(Recorded data)
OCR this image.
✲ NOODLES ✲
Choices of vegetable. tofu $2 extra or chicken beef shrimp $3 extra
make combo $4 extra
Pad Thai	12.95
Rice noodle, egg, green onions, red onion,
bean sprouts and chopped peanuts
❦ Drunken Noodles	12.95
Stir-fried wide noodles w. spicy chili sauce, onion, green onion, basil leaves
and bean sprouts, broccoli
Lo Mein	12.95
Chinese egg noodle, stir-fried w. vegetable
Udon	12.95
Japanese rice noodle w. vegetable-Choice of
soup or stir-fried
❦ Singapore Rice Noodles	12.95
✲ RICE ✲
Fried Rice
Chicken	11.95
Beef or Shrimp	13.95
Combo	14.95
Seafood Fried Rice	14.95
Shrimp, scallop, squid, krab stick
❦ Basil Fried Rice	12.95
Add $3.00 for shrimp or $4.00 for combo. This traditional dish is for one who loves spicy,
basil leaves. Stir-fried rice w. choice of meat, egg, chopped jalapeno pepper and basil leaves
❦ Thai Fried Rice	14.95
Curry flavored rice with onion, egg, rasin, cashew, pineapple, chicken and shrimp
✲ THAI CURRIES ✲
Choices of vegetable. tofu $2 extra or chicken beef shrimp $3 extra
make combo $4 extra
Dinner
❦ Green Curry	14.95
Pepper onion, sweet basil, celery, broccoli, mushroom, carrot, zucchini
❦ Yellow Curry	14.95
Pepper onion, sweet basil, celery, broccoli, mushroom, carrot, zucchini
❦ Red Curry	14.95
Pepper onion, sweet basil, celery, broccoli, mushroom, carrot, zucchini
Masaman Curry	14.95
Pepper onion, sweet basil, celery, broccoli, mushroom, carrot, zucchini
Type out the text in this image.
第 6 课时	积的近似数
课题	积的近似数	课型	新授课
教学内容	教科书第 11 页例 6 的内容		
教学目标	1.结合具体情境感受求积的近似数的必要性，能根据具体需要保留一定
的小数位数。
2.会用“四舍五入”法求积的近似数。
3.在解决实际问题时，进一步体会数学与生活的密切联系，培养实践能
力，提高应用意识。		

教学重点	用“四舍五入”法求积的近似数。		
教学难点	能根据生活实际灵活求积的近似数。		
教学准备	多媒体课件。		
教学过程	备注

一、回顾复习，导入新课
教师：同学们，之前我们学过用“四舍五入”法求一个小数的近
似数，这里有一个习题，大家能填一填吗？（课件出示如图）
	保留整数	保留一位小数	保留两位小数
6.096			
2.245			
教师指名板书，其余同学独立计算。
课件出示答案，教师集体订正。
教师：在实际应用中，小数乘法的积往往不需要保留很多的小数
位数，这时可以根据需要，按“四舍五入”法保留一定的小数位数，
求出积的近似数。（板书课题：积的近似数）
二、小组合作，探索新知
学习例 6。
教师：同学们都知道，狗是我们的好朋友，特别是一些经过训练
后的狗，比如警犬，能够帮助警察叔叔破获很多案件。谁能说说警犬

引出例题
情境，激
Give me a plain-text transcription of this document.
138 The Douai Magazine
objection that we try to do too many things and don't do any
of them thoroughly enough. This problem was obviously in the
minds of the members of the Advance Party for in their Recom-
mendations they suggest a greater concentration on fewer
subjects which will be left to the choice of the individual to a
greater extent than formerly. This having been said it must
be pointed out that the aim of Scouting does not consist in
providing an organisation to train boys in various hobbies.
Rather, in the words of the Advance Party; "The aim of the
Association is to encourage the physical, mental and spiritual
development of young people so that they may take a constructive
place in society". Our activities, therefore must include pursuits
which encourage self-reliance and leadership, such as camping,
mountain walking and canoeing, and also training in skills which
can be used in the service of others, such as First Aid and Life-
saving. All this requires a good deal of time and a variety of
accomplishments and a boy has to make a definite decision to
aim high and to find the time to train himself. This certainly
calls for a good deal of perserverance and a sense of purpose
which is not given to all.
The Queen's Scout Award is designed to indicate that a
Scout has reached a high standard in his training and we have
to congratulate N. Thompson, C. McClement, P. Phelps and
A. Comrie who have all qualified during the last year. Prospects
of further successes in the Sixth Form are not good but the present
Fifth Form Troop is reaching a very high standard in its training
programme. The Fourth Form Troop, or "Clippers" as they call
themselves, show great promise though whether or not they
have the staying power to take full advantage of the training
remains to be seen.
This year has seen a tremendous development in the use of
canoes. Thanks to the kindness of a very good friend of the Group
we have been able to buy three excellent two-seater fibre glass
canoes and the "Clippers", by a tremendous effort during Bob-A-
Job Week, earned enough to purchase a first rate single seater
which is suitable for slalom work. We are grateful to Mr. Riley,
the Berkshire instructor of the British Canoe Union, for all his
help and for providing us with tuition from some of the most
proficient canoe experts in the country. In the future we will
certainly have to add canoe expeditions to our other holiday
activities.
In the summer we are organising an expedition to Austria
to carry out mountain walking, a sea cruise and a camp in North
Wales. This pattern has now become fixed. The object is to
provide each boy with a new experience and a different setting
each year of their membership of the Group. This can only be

*Stated problem*
Count the lines in the entries above that include the string "good", then give only that figure.

*Response*
4